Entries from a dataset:
▼

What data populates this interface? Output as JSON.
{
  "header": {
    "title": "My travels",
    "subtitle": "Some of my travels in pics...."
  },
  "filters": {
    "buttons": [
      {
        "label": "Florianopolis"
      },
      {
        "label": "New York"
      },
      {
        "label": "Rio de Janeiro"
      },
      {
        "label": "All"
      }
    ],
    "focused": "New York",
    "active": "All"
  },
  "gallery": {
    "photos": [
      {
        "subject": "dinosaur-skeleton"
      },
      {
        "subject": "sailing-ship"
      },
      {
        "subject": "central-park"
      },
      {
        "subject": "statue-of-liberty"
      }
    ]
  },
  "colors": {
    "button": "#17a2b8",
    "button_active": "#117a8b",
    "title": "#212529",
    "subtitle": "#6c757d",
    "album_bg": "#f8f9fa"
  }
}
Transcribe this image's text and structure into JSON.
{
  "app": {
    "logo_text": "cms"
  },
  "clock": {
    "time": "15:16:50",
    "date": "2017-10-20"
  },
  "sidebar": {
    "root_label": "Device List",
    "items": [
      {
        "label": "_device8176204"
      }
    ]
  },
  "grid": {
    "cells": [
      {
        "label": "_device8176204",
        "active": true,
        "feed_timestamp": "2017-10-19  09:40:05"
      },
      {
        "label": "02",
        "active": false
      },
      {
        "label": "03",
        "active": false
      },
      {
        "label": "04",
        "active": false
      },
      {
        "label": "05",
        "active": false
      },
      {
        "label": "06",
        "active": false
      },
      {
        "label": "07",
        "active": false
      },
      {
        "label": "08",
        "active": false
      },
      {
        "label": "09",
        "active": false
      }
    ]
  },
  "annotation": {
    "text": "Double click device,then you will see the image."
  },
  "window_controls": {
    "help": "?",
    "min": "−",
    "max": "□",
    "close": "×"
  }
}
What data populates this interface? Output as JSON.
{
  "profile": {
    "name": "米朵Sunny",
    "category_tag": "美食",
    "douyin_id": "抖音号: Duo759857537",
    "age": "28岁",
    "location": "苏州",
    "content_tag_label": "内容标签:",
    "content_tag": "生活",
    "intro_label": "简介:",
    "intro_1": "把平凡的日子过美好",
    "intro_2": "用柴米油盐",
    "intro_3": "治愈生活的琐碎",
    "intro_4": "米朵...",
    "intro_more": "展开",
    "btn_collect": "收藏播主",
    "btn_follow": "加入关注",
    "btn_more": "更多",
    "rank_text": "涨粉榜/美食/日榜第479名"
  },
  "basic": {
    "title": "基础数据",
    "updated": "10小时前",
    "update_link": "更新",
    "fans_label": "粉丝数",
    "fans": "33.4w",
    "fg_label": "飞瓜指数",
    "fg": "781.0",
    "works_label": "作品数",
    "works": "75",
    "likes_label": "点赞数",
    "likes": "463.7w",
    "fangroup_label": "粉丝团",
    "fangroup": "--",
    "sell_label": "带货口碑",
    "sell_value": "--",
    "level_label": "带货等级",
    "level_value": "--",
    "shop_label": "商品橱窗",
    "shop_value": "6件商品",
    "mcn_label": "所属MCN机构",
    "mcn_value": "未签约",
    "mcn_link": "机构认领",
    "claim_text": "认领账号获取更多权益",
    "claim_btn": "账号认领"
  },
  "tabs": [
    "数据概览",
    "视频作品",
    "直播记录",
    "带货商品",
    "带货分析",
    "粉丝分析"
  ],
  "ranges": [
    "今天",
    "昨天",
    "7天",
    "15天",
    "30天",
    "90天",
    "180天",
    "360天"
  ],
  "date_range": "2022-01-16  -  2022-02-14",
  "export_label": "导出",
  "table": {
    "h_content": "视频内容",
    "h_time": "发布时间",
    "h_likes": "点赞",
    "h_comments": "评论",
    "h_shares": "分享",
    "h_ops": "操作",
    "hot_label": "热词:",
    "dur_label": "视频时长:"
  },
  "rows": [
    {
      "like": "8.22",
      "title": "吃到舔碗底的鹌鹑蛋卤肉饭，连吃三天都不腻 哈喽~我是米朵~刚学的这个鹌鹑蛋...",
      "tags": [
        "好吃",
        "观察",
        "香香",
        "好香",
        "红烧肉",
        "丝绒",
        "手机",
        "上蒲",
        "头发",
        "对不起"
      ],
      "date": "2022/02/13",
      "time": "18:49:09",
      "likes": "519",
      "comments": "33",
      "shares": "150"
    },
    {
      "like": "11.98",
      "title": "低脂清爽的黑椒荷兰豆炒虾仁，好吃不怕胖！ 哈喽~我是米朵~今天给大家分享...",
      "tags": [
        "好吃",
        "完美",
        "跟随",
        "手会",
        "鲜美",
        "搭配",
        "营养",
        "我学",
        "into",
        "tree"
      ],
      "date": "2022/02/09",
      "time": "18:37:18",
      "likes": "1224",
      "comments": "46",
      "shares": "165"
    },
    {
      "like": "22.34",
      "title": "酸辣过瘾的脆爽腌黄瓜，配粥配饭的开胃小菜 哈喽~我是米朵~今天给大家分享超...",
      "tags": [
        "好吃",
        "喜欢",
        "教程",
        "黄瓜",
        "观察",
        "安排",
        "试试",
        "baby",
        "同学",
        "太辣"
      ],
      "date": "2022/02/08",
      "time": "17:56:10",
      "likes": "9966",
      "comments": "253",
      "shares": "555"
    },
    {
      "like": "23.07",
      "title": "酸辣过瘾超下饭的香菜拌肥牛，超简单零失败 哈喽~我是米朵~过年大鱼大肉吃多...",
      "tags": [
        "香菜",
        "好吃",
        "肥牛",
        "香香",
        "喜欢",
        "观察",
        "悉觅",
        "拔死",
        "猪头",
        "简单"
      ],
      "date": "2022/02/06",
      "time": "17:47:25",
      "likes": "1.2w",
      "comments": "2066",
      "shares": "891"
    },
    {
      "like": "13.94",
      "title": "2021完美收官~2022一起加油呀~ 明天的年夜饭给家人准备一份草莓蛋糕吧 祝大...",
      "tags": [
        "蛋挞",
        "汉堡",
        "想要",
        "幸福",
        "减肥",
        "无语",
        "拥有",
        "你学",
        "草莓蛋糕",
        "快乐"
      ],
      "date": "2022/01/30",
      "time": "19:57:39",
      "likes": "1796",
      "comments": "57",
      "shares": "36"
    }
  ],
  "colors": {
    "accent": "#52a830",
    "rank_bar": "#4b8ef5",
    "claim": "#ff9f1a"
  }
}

▲

§ **WHAT TO WORK ON**
Lines of the listing that contain the word "我是米朵" are to be counted; report only their number.

§ **IN RESPONSE**
4